* **Problem details**
Search the data for the word "Angebot" and copy every line that contains it.

[Dataset rows]

§ §

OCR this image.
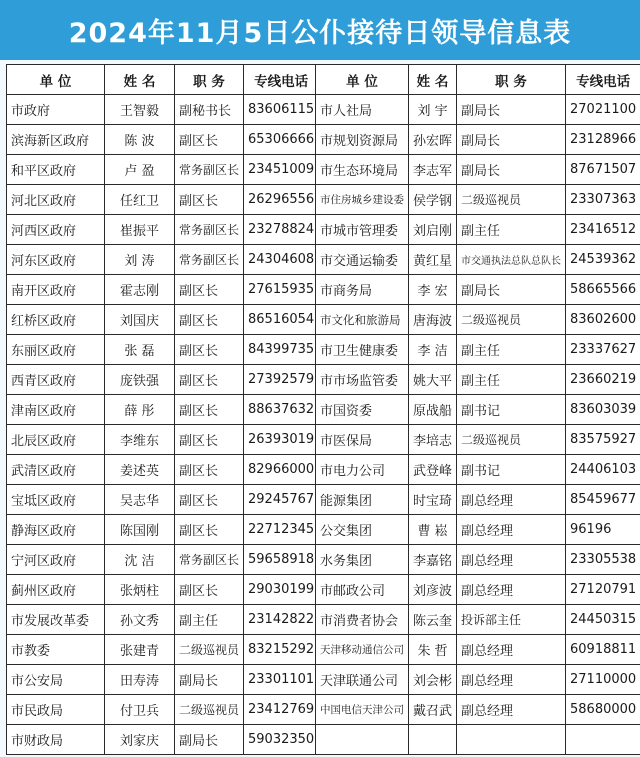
2024年11月5日公仆接待日领导信息表
单 位	姓 名	职 务	专线电话
市政府	王智毅	副秘书长	83606115
滨海新区政府	陈 波	副区长	65306666
和平区政府	卢 盈	常务副区长	23451009
河北区政府	任红卫	副区长	26296556
河西区政府	崔振平	常务副区长	23278824
河东区政府	刘 涛	常务副区长	24304608
南开区政府	霍志刚	副区长	27615935
红桥区政府	刘国庆	副区长	86516054
东丽区政府	张 磊	副区长	84399735
西青区政府	庞铁强	副区长	27392579
津南区政府	薛 彤	副区长	88637632
北辰区政府	李维东	副区长	26393019
武清区政府	姜述英	副区长	82966000
宝坻区政府	吴志华	副区长	29245767
静海区政府	陈国刚	副区长	22712345
宁河区政府	沈 洁	常务副区长	59658918
蓟州区政府	张炳柱	副区长	29030199
市发展改革委	孙文秀	副主任	23142822
市教委	张建青	二级巡视员	83215292
市公安局	田寿涛	副局长	23301101
市民政局	付卫兵	二级巡视员	23412769
市财政局	刘家庆	副局长	59032350
单 位	姓 名	职 务	专线电话
市人社局	刘 宇	副局长	27021100
市规划资源局	孙宏晖	副局长	23128966
市生态环境局	李志军	副局长	87671507
市住房城乡建设委	侯学钢	二级巡视员	23307363
市城市管理委	刘启刚	副主任	23416512
市交通运输委	黄红星	市交通执法总队总队长	24539362
市商务局	李 宏	副局长	58665566
市文化和旅游局	唐海波	二级巡视员	83602600
市卫生健康委	李 洁	副主任	23337627
市市场监管委	姚大平	副主任	23660219
市国资委	原战船	副书记	83603039
市医保局	李培志	二级巡视员	83575927
市电力公司	武登峰	副书记	24406103
能源集团	时宝琦	副总经理	85459677
公交集团	曹 崧	副总经理	96196
水务集团	李嘉铭	副总经理	23305538
市邮政公司	刘彦波	副总经理	27120791
市消费者协会	陈云奎	投诉部主任	24450315
天津移动通信公司	朱 哲	副总经理	60918811
天津联通公司	刘会彬	副总经理	27110000
中国电信天津公司	戴召武	副总经理	58680000
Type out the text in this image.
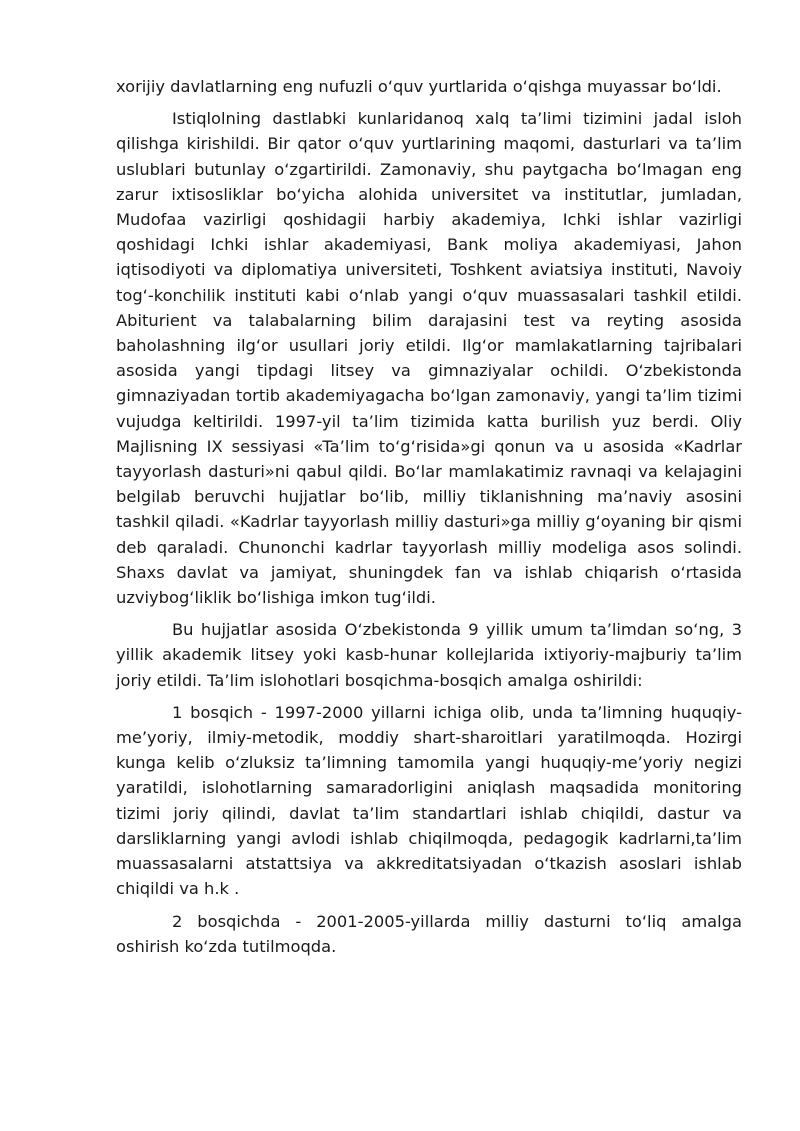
xorijiy davlatlarning eng nufuzli o‘quv yurtlarida o‘qishga muyassar bo‘ldi.

Istiqlolning dastlabki kunlaridanoq xalq ta’limi tizimini jadal isloh qilishga kirishildi. Bir qator o‘quv yurtlarining maqomi, dasturlari va ta’lim uslublari butunlay o‘zgartirildi. Zamonaviy, shu paytgacha bo‘lmagan eng zarur ixtisosliklar bo‘yicha alohida universitet va institutlar, jumladan, Mudofaa vazirligi qoshidagii harbiy akademiya, Ichki ishlar vazirligi qoshidagi Ichki ishlar akademiyasi, Bank moliya akademiyasi, Jahon iqtisodiyoti va diplomatiya universiteti, Toshkent aviatsiya instituti, Navoiy tog‘-konchilik instituti kabi o‘nlab yangi o‘quv muassasalari tashkil etildi. Abiturient va talabalarning bilim darajasini test va reyting asosida baholashning ilg‘or usullari joriy etildi. Ilg‘or mamlakatlarning tajribalari asosida yangi tipdagi litsey va gimnaziyalar ochildi. O‘zbekistonda gimnaziyadan tortib akademiyagacha bo‘lgan zamonaviy, yangi ta’lim tizimi vujudga keltirildi. 1997-yil ta’lim tizimida katta burilish yuz berdi. Oliy Majlisning IX sessiyasi «Ta’lim to‘g‘risida»gi qonun va u asosida «Kadrlar tayyorlash dasturi»ni qabul qildi. Bo‘lar mamlakatimiz ravnaqi va kelajagini belgilab beruvchi hujjatlar bo‘lib, milliy tiklanishning ma’naviy asosini tashkil qiladi. «Kadrlar tayyorlash milliy dasturi»ga milliy g‘oyaning bir qismi deb qaraladi. Chunonchi kadrlar tayyorlash milliy modeliga asos solindi. Shaxs davlat va jamiyat, shuningdek fan va ishlab chiqarish o‘rtasida uzviybog‘liklik bo‘lishiga imkon tug‘ildi.

Bu hujjatlar asosida O‘zbekistonda 9 yillik umum ta’limdan so‘ng, 3 yillik akademik litsey yoki kasb-hunar kollejlarida ixtiyoriy-majburiy ta’lim joriy etildi. Ta’lim islohotlari bosqichma-bosqich amalga oshirildi:

1 bosqich - 1997-2000 yillarni ichiga olib, unda ta’limning huquqiy-me’yoriy, ilmiy-metodik, moddiy shart-sharoitlari yaratilmoqda. Hozirgi kunga kelib o‘zluksiz ta’limning tamomila yangi huquqiy-me’yoriy negizi yaratildi, islohotlarning samaradorligini aniqlash maqsadida monitoring tizimi joriy qilindi, davlat ta’lim standartlari ishlab chiqildi, dastur va darsliklarning yangi avlodi ishlab chiqilmoqda, pedagogik kadrlarni,ta’lim muassasalarni atstattsiya va akkreditatsiyadan o‘tkazish asoslari ishlab chiqildi va h.k .

2 bosqichda - 2001-2005-yillarda milliy dasturni to‘liq amalga oshirish ko‘zda tutilmoqda.
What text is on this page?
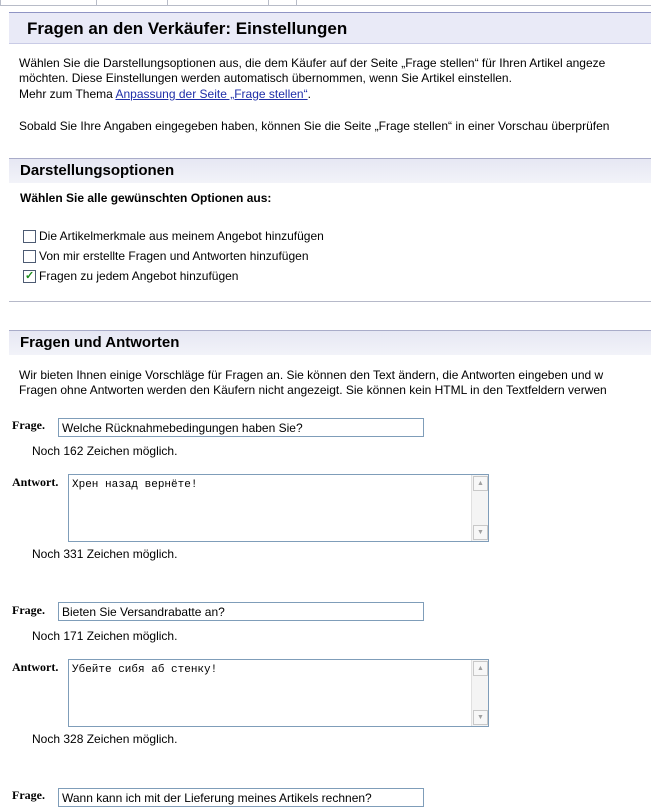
Fragen an den Verkäufer: Einstellungen
Wählen Sie die Darstellungsoptionen aus, die dem Käufer auf der Seite „Frage stellen“ für Ihren Artikel angeze
möchten. Diese Einstellungen werden automatisch übernommen, wenn Sie Artikel einstellen.
Mehr zum Thema Anpassung der Seite „Frage stellen“.
Sobald Sie Ihre Angaben eingegeben haben, können Sie die Seite „Frage stellen“ in einer Vorschau überprüfen
Darstellungsoptionen
Wählen Sie alle gewünschten Optionen aus:
Die Artikelmerkmale aus meinem Angebot hinzufügen
Von mir erstellte Fragen und Antworten hinzufügen
✓ Fragen zu jedem Angebot hinzufügen
Fragen und Antworten
Wir bieten Ihnen einige Vorschläge für Fragen an. Sie können den Text ändern, die Antworten eingeben und w
Fragen ohne Antworten werden den Käufern nicht angezeigt. Sie können kein HTML in den Textfeldern verwen
Frage.	Welche Rücknahmebedingungen haben Sie?
Noch 162 Zeichen möglich.
Antwort. Хрен назад вернёте!	▲
▼
Noch 331 Zeichen möglich.
Frage.	Bieten Sie Versandrabatte an?
Noch 171 Zeichen möglich.
Antwort. Убейте сибя аб стенку!	▲
▼
Noch 328 Zeichen möglich.
Frage.	Wann kann ich mit der Lieferung meines Artikels rechnen?
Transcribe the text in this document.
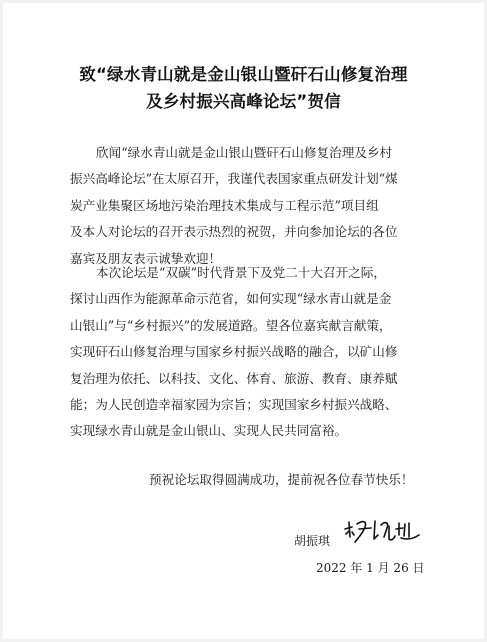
致“绿水青山就是金山银山暨矸石山修复治理
及乡村振兴高峰论坛”贺信
欣闻“绿水青山就是金山银山暨矸石山修复治理及乡村
振兴高峰论坛”在太原召开，我谨代表国家重点研发计划“煤
炭产业集聚区场地污染治理技术集成与工程示范”项目组
及本人对论坛的召开表示热烈的祝贺，并向参加论坛的各位
嘉宾及朋友表示诚挚欢迎！
本次论坛是“双碳”时代背景下及党二十大召开之际，
探讨山西作为能源革命示范省，如何实现“绿水青山就是金
山银山”与“乡村振兴”的发展道路。望各位嘉宾献言献策，
实现矸石山修复治理与国家乡村振兴战略的融合，以矿山修
复治理为依托、以科技、文化、体育、旅游、教育、康养赋
能；为人民创造幸福家园为宗旨；实现国家乡村振兴战略、
实现绿水青山就是金山银山、实现人民共同富裕。
预祝论坛取得圆满成功，提前祝各位春节快乐！
胡振琪
2022 年 1 月 26 日
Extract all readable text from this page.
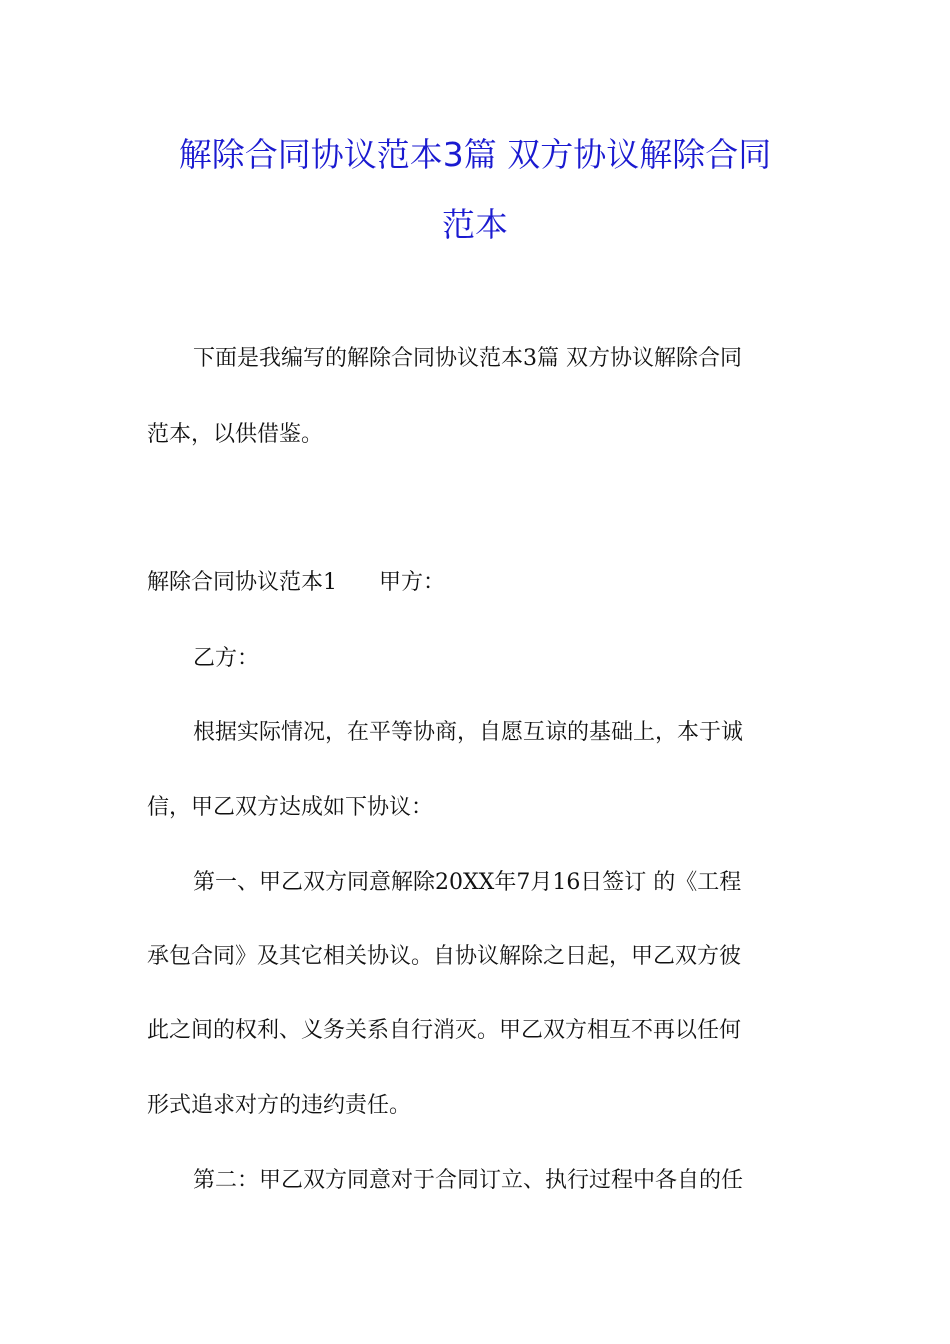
解除合同协议范本3篇 双方协议解除合同
范本
下面是我编写的解除合同协议范本3篇 双方协议解除合同
范本，以供借鉴。
解除合同协议范本1      甲方：
乙方：
根据实际情况，在平等协商，自愿互谅的基础上，本于诚
信，甲乙双方达成如下协议：
第一、甲乙双方同意解除20XX年7月16日签订 的《工程
承包合同》及其它相关协议。自协议解除之日起，甲乙双方彼
此之间的权利、义务关系自行消灭。甲乙双方相互不再以任何
形式追求对方的违约责任。
第二：甲乙双方同意对于合同订立、执行过程中各自的任
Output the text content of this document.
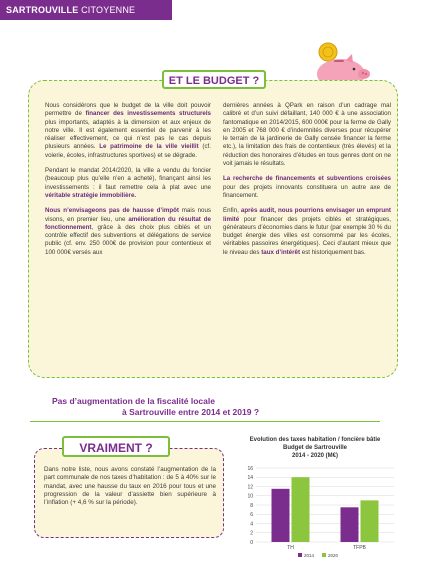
SARTROUVILLE CITOYENNE
ET LE BUDGET ?

Nous considérons que le budget de la ville doit pouvoir permettre de financer des investissements structurels plus importants, adaptés à la dimension et aux enjeux de notre ville. Il est également essentiel de parvenir à les réaliser effectivement, ce qui n’est pas le cas depuis plusieurs années. Le patrimoine de la ville vieillit (cf. voierie, écoles, infrastructures sportives) et se dégrade.

Pendant le mandat 2014/2020, la ville a vendu du foncier (beaucoup plus qu’elle n’en a acheté), finançant ainsi les investissements : il faut remettre cela à plat avec une véritable stratégie immobilière.

Nous n’envisageons pas de hausse d’impôt mais nous visons, en premier lieu, une amélioration du résultat de fonctionnement, grâce à des choix plus ciblés et un contrôle effectif des subventions et délégations de service public (cf. env. 250 000€ de provision pour contentieux et 100 000€ versés aux

dernières années à QPark en raison d’un cadrage mal calibré et d’un suivi défaillant, 140 000 € à une association fantomatique en 2014/2015, 600 000€ pour la ferme de Gally en 2005 et 768 000 € d’indemnités diverses pour récupérer le terrain de la jardinerie de Gally censée financer la ferme etc.), la limitation des frais de contentieux (très élevés) et la réduction des honoraires d’études en tous genres dont on ne voit jamais le résultats.

La recherche de financements et subventions croisées pour des projets innovants constituera un autre axe de financement.

Enfin, après audit, nous pourrions envisager un emprunt limité pour financer des projets ciblés et stratégiques, générateurs d’économies dans le futur (par exemple 30 % du budget énergie des villes est consommé par les écoles, véritables passoires énergétiques). Ceci d’autant mieux que le niveau des taux d’intérêt est historiquement bas.

Pas d’augmentation de la fiscalité locale
à Sartrouville entre 2014 et 2019 ?
VRAIMENT ?
Dans notre liste, nous avons constaté l’augmentation de la part communale de nos taxes d’habitation : de 5 à 40% sur le mandat, avec une hausse du taux en 2016 pour tous et une progression de la valeur d’assiette bien supérieure à l’inflation (+ 4,6 % sur la période).
Evolution des taxes habitation / foncière bâtie
Budget de Sartrouville
2014 - 2020 (M€)
0
2
4
6
8
10
12
14
16
TH	TFPB
2014	2020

§ §

* **Answer for the task**
Die Artikelmerkmale aus meinem Angebot hinzufügen
✓ Fragen zu jedem Angebot hinzufügen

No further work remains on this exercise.